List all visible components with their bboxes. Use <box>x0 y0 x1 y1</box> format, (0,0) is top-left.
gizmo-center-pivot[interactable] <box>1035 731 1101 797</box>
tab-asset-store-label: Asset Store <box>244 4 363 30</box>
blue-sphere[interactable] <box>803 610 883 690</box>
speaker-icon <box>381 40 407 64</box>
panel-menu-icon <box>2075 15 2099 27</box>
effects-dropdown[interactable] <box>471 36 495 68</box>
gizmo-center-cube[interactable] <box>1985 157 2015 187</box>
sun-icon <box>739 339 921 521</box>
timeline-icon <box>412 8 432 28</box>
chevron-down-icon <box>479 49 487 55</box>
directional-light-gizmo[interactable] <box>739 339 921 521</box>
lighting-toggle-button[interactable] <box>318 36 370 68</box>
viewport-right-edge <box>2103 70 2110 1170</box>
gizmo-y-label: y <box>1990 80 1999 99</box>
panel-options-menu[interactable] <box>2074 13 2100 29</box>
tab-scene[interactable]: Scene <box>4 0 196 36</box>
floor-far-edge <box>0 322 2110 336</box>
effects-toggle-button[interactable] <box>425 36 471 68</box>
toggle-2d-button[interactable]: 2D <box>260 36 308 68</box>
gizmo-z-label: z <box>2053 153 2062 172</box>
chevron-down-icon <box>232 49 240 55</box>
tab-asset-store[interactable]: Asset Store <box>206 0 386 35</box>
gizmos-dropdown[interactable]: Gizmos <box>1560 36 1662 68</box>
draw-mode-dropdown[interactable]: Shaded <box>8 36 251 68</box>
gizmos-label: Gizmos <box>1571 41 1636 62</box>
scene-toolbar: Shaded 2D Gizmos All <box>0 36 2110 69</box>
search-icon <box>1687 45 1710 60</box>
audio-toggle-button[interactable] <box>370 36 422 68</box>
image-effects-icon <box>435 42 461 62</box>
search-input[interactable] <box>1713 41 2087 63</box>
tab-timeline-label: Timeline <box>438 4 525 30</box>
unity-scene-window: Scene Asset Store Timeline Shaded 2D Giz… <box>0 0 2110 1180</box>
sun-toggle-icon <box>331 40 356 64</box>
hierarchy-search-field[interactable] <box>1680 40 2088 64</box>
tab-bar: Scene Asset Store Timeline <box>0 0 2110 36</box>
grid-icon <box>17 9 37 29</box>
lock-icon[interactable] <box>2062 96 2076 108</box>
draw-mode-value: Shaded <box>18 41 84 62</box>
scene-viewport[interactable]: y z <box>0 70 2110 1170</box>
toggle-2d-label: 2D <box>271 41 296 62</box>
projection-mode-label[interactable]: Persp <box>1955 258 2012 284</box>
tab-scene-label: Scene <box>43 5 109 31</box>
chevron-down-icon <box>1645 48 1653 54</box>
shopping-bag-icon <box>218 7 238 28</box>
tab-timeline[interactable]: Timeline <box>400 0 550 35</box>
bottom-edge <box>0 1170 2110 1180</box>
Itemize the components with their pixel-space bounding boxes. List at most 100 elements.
==
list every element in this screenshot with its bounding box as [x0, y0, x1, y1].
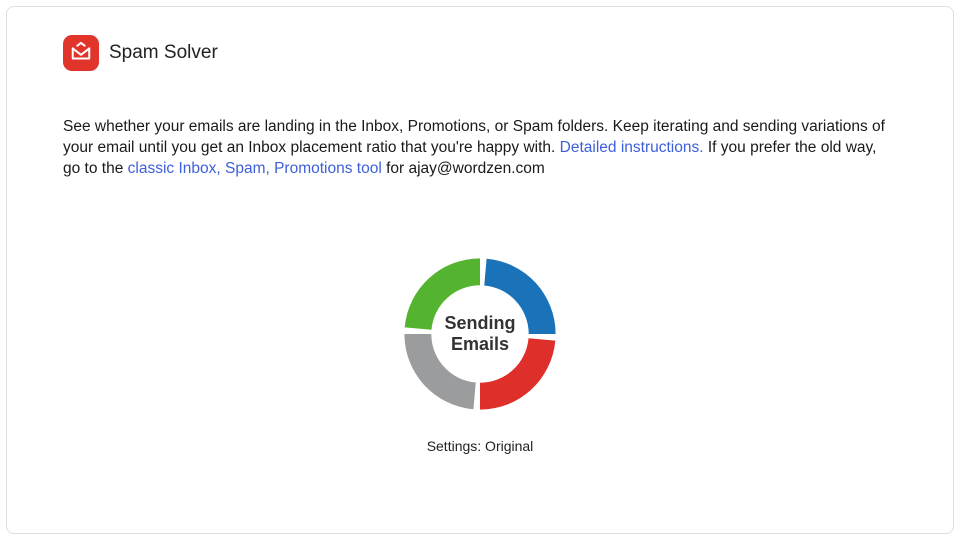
* * *
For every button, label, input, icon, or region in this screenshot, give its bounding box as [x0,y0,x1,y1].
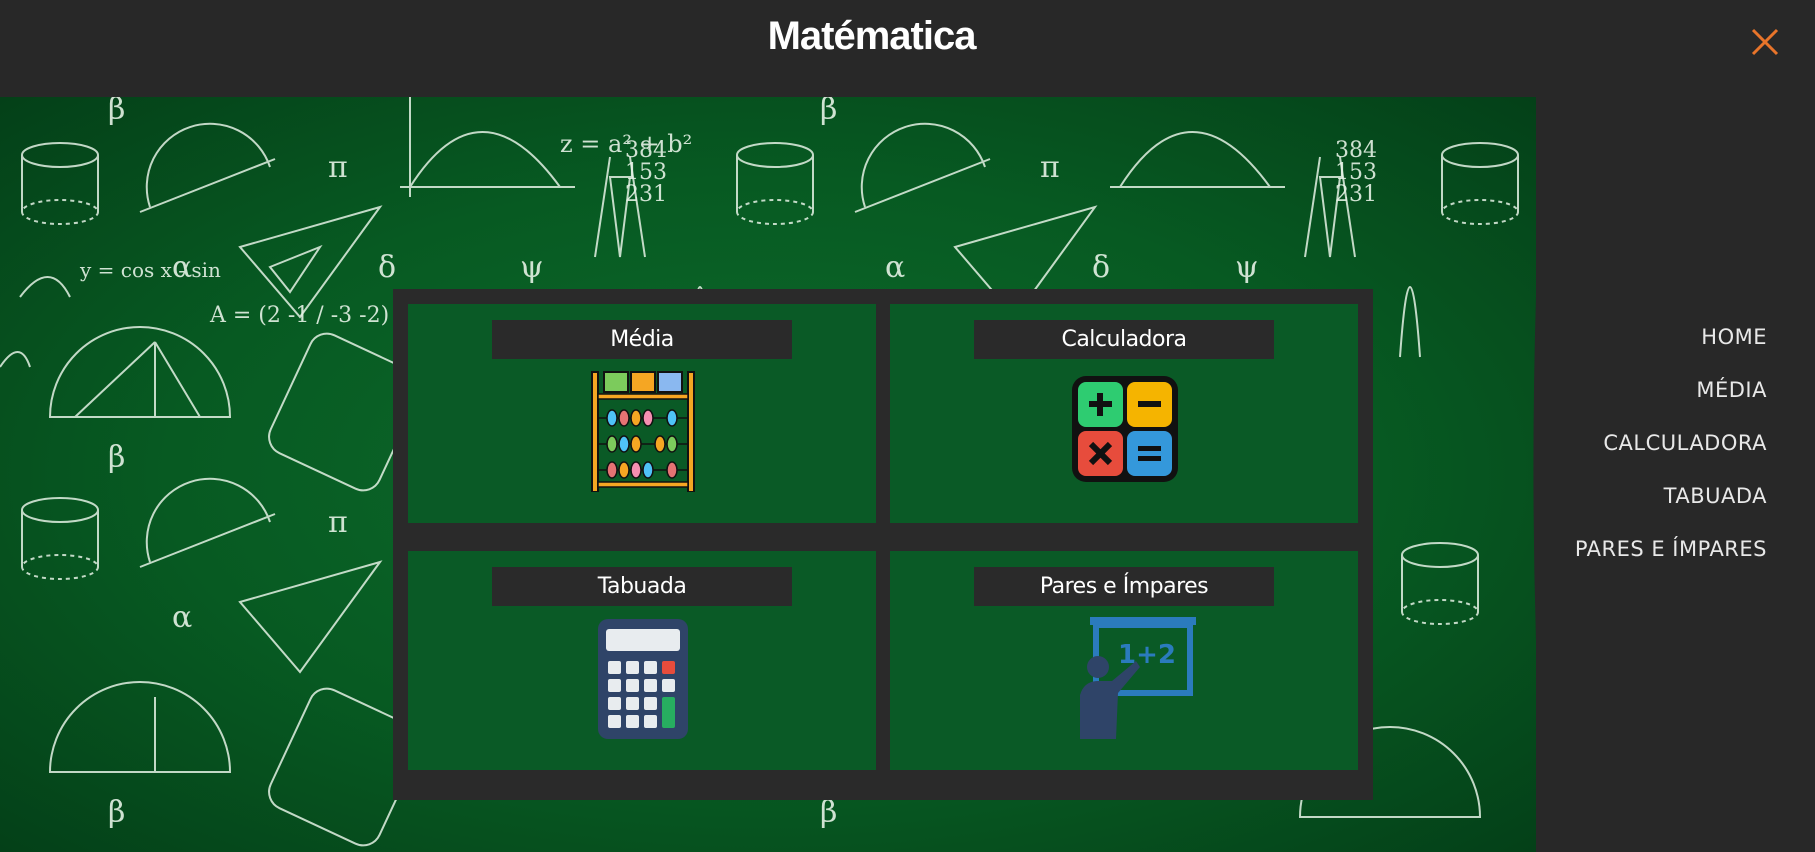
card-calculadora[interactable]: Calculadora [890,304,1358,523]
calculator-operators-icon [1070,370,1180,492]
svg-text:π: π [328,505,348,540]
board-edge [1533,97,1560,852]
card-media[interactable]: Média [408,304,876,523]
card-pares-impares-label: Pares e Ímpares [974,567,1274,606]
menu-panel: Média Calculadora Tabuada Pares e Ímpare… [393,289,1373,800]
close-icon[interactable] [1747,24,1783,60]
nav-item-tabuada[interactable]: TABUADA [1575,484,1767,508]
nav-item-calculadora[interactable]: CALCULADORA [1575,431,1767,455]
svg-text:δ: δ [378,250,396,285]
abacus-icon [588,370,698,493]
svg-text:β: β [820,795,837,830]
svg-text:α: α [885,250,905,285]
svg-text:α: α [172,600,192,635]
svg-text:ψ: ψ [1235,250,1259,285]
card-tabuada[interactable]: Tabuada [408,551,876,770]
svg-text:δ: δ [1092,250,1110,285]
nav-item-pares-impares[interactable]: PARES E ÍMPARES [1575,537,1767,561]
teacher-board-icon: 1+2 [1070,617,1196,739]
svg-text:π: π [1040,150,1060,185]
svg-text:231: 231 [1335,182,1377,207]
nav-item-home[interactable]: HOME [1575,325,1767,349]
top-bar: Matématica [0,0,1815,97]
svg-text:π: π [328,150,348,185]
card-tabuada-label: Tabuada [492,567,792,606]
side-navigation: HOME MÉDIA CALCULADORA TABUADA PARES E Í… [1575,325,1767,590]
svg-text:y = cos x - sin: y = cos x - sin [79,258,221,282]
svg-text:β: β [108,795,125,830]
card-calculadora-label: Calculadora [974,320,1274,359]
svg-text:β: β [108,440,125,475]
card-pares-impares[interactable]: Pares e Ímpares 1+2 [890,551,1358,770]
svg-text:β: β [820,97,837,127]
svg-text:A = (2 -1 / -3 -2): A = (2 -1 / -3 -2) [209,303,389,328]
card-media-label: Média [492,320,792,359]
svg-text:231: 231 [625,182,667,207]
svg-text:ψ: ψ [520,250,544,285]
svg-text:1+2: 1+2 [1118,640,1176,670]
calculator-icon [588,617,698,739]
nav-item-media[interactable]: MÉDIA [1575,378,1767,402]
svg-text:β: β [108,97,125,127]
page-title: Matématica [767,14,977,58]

● TASK REQUIREMENTS: Render the part of the material that opens with the line containing "List all visible" and closes with the line containing "tab-asset-store-label: Asset Store" as a two-column CSV headed request and response. Give one row per request, with each value in a single quoted field and line breaks replaced by spaces.

● EXPECTED ANSWER:
request,response
"List all visible components with their bboxes. Use <box>x0 y0 x1 y1</box> format, (0,0) is top-left.","gizmo-center-pivot[interactable] <box>1035 731 1101 797</box> tab-asset-store-label: Asset Store <box>244 4 363 30</box>"